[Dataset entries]
· · · · ·

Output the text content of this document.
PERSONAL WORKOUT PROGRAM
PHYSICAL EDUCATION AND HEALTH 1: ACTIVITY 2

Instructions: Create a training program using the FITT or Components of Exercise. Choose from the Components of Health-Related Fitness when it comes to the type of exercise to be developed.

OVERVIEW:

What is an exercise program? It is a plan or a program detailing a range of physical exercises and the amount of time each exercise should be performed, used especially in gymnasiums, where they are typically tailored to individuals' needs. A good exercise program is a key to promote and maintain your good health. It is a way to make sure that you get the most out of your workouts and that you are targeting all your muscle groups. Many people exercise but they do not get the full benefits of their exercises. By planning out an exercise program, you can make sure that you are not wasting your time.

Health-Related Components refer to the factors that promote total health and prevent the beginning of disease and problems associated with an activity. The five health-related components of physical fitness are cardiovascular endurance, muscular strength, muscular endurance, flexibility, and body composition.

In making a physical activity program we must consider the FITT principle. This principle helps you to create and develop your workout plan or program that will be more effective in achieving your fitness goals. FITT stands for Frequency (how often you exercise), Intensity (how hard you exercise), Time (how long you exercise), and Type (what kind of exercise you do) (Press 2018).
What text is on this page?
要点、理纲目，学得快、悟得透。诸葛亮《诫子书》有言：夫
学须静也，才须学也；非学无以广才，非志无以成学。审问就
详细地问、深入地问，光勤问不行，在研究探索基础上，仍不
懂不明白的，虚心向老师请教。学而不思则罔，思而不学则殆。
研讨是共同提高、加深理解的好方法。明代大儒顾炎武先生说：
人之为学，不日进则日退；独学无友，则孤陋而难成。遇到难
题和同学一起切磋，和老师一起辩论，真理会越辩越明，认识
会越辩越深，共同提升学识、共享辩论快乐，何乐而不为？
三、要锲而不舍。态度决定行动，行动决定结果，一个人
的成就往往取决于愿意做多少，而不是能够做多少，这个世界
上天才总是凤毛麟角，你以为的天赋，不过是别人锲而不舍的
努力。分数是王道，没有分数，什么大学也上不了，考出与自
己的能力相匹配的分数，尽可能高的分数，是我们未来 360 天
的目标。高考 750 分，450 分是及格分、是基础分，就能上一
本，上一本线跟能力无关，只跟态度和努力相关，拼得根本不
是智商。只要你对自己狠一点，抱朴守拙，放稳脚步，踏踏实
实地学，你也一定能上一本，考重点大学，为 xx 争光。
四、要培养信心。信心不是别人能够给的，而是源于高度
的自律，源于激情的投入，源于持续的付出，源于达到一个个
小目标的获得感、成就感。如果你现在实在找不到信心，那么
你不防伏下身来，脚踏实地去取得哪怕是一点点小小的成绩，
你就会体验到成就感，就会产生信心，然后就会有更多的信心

· · · · ·

Instruction: Write out every entry again exactly, please, with nothing missing.

Result for this exercise:
Output the text content of this document.
PERSONAL WORKOUT PROGRAM
PHYSICAL EDUCATION AND HEALTH 1: ACTIVITY 2

Instructions: Create a training program using the FITT or Components of Exercise. Choose from the Components of Health-Related Fitness when it comes to the type of exercise to be developed.

OVERVIEW:

What is an exercise program? It is a plan or a program detailing a range of physical exercises and the amount of time each exercise should be performed, used especially in gymnasiums, where they are typically tailored to individuals' needs. A good exercise program is a key to promote and maintain your good health. It is a way to make sure that you get the most out of your workouts and that you are targeting all your muscle groups. Many people exercise but they do not get the full benefits of their exercises. By planning out an exercise program, you can make sure that you are not wasting your time.

Health-Related Components refer to the factors that promote total health and prevent the beginning of disease and problems associated with an activity. The five health-related components of physical fitness are cardiovascular endurance, muscular strength, muscular endurance, flexibility, and body composition.

In making a physical activity program we must consider the FITT principle. This principle helps you to create and develop your workout plan or program that will be more effective in achieving your fitness goals. FITT stands for Frequency (how often you exercise), Intensity (how hard you exercise), Time (how long you exercise), and Type (what kind of exercise you do) (Press 2018).
What text is on this page?
要点、理纲目，学得快、悟得透。诸葛亮《诫子书》有言：夫
学须静也，才须学也；非学无以广才，非志无以成学。审问就
详细地问、深入地问，光勤问不行，在研究探索基础上，仍不
懂不明白的，虚心向老师请教。学而不思则罔，思而不学则殆。
研讨是共同提高、加深理解的好方法。明代大儒顾炎武先生说：
人之为学，不日进则日退；独学无友，则孤陋而难成。遇到难
题和同学一起切磋，和老师一起辩论，真理会越辩越明，认识
会越辩越深，共同提升学识、共享辩论快乐，何乐而不为？
三、要锲而不舍。态度决定行动，行动决定结果，一个人
的成就往往取决于愿意做多少，而不是能够做多少，这个世界
上天才总是凤毛麟角，你以为的天赋，不过是别人锲而不舍的
努力。分数是王道，没有分数，什么大学也上不了，考出与自
己的能力相匹配的分数，尽可能高的分数，是我们未来 360 天
的目标。高考 750 分，450 分是及格分、是基础分，就能上一
本，上一本线跟能力无关，只跟态度和努力相关，拼得根本不
是智商。只要你对自己狠一点，抱朴守拙，放稳脚步，踏踏实
实地学，你也一定能上一本，考重点大学，为 xx 争光。
四、要培养信心。信心不是别人能够给的，而是源于高度
的自律，源于激情的投入，源于持续的付出，源于达到一个个
小目标的获得感、成就感。如果你现在实在找不到信心，那么
你不防伏下身来，脚踏实地去取得哪怕是一点点小小的成绩，
你就会体验到成就感，就会产生信心，然后就会有更多的信心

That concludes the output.